■ INPUT DATA:

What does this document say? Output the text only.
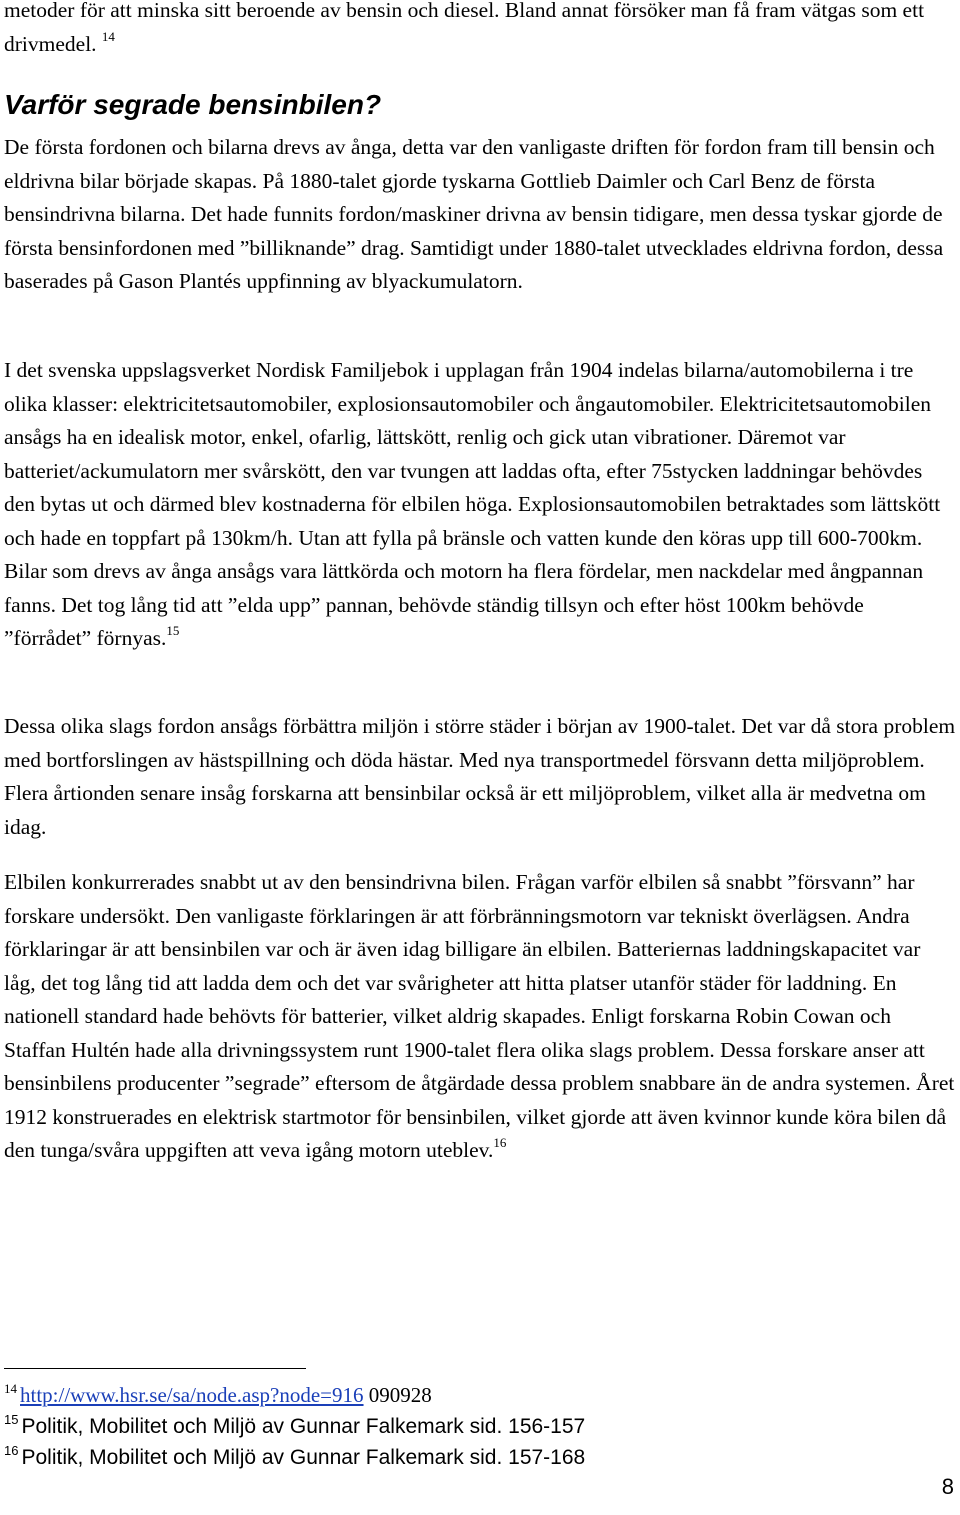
metoder för att minska sitt beroende av bensin och diesel. Bland annat försöker man få fram vätgas som ett drivmedel. $^{14}$

Varför segrade bensinbilen?

De första fordonen och bilarna drevs av ånga, detta var den vanligaste driften för fordon fram till bensin och eldrivna bilar började skapas. På 1880-talet gjorde tyskarna Gottlieb Daimler och Carl Benz de första bensindrivna bilarna. Det hade funnits fordon/maskiner drivna av bensin tidigare, men dessa tyskar gjorde de första bensinfordonen med ”billiknande” drag. Samtidigt under 1880-talet utvecklades eldrivna fordon, dessa baserades på Gason Plantés uppfinning av blyackumulatorn.

I det svenska uppslagsverket Nordisk Familjebok i upplagan från 1904 indelas bilarna/automobilerna i tre olika klasser: elektricitetsautomobiler, explosionsautomobiler och ångautomobiler. Elektricitetsautomobilen ansågs ha en idealisk motor, enkel, ofarlig, lättskött, renlig och gick utan vibrationer. Däremot var batteriet/ackumulatorn mer svårskött, den var tvungen att laddas ofta, efter 75stycken laddningar behövdes den bytas ut och därmed blev kostnaderna för elbilen höga. Explosionsautomobilen betraktades som lättskött och hade en toppfart på 130km/h. Utan att fylla på bränsle och vatten kunde den köras upp till 600-700km. Bilar som drevs av ånga ansågs vara lättkörda och motorn ha flera fördelar, men nackdelar med ångpannan fanns. Det tog lång tid att ”elda upp” pannan, behövde ständig tillsyn och efter höst 100km behövde ”förrådet” förnyas.$^{15}$

Dessa olika slags fordon ansågs förbättra miljön i större städer i början av 1900-talet. Det var då stora problem med bortforslingen av hästspillning och döda hästar. Med nya transportmedel försvann detta miljöproblem. Flera årtionden senare insåg forskarna att bensinbilar också är ett miljöproblem, vilket alla är medvetna om idag.

Elbilen konkurrerades snabbt ut av den bensindrivna bilen. Frågan varför elbilen så snabbt ”försvann” har forskare undersökt. Den vanligaste förklaringen är att förbränningsmotorn var tekniskt överlägsen. Andra förklaringar är att bensinbilen var och är även idag billigare än elbilen. Batteriernas laddningskapacitet var låg, det tog lång tid att ladda dem och det var svårigheter att hitta platser utanför städer för laddning. En nationell standard hade behövts för batterier, vilket aldrig skapades. Enligt forskarna Robin Cowan och Staffan Hultén hade alla drivningssystem runt 1900-talet flera olika slags problem. Dessa forskare anser att bensinbilens producenter ”segrade” eftersom de åtgärdade dessa problem snabbare än de andra systemen. Året 1912 konstruerades en elektrisk startmotor för bensinbilen, vilket gjorde att även kvinnor kunde köra bilen då den tunga/svåra uppgiften att veva igång motorn uteblev.$^{16}$

$^{14}$ http://www.hsr.se/sa/node.asp?node=916 090928
$^{15}$ Politik, Mobilitet och Miljö av Gunnar Falkemark sid. 156-157
$^{16}$ Politik, Mobilitet och Miljö av Gunnar Falkemark sid. 157-168
8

■ SET TASK:
Copy the lines from the entries above in which the word "Falkemark" appears.

■ FULL ANSWER:
$^{15}$ Politik, Mobilitet och Miljö av Gunnar Falkemark sid. 156-157
$^{16}$ Politik, Mobilitet och Miljö av Gunnar Falkemark sid. 157-168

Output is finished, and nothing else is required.